*GIVEN EXERCISE*. Give the number of lines in the data that hold the string "screenshot". Nothing else is needed.

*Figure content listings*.
((

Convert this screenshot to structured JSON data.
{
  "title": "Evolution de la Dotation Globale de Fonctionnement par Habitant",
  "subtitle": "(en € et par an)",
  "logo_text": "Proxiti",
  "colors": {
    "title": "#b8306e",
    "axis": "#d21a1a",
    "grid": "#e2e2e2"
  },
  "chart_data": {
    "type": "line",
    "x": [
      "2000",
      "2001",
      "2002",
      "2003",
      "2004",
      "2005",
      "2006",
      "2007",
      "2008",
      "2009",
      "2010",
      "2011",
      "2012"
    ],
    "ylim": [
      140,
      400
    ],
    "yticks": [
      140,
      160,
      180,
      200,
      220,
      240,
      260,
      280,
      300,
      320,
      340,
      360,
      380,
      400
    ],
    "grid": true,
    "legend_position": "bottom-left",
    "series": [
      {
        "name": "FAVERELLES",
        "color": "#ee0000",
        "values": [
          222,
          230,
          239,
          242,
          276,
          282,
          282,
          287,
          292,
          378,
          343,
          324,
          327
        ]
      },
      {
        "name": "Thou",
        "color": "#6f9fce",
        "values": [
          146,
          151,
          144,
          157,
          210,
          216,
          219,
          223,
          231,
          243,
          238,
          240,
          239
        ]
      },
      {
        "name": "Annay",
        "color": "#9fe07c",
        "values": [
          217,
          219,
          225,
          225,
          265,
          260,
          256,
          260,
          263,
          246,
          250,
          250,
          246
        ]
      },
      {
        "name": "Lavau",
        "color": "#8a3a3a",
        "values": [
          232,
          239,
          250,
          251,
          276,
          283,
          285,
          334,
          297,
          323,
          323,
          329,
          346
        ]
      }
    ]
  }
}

))
((

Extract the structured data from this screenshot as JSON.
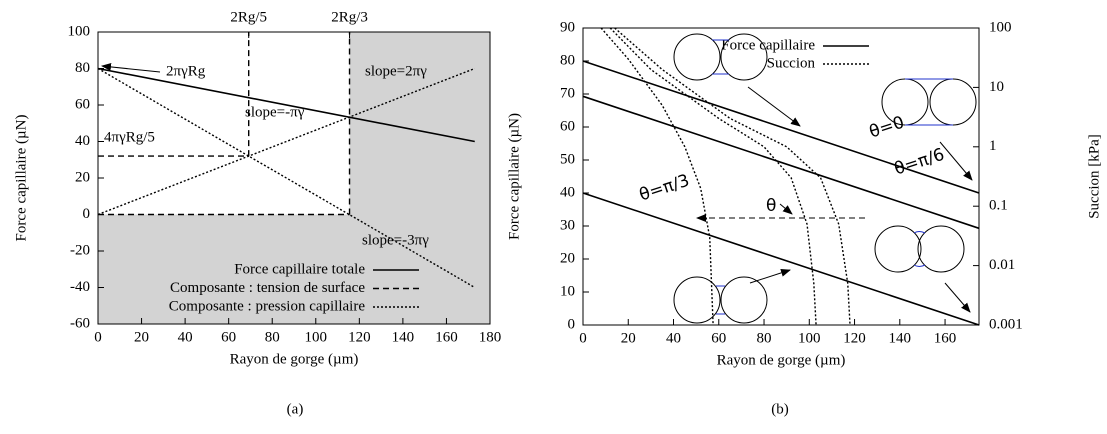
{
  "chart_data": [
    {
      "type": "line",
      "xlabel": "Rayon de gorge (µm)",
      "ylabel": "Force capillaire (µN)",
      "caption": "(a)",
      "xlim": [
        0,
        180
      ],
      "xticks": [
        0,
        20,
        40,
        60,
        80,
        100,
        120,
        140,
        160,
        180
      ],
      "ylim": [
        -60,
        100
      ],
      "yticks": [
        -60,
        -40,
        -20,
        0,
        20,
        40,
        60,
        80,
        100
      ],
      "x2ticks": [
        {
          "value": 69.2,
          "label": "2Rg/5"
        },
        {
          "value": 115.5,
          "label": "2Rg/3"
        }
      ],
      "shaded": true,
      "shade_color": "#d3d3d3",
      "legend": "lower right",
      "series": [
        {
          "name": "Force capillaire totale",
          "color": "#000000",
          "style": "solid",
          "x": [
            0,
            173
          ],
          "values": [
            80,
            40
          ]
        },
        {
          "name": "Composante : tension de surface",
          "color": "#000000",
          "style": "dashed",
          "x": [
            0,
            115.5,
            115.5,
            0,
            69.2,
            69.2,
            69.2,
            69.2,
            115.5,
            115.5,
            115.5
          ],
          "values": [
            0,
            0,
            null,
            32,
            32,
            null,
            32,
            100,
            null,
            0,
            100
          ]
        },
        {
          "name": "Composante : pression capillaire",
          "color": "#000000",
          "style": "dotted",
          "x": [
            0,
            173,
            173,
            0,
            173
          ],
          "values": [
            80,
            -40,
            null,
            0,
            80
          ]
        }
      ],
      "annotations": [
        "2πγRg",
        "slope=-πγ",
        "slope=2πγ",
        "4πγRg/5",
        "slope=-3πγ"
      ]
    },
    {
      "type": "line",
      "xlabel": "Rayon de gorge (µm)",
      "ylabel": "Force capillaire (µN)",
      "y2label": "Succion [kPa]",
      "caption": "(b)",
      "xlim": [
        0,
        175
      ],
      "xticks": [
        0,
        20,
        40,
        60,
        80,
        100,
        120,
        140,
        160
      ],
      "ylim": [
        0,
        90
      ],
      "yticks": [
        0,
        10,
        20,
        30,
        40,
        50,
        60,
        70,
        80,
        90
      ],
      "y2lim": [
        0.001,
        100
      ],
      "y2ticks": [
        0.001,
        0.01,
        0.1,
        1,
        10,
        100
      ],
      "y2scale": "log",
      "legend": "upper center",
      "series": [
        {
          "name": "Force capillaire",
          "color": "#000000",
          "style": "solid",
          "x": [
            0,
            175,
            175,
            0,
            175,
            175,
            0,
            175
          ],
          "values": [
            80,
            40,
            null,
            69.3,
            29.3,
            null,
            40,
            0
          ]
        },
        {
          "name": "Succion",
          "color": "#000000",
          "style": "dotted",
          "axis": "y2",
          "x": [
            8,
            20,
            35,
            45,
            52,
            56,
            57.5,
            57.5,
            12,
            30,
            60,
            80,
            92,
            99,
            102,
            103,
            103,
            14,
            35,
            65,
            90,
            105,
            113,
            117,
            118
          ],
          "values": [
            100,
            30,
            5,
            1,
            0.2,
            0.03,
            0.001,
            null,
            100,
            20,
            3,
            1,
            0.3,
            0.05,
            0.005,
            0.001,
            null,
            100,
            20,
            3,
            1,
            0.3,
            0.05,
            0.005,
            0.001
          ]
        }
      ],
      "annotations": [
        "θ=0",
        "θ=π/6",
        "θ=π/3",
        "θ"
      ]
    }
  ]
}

))

*COMPLETE OUTPUT*. 2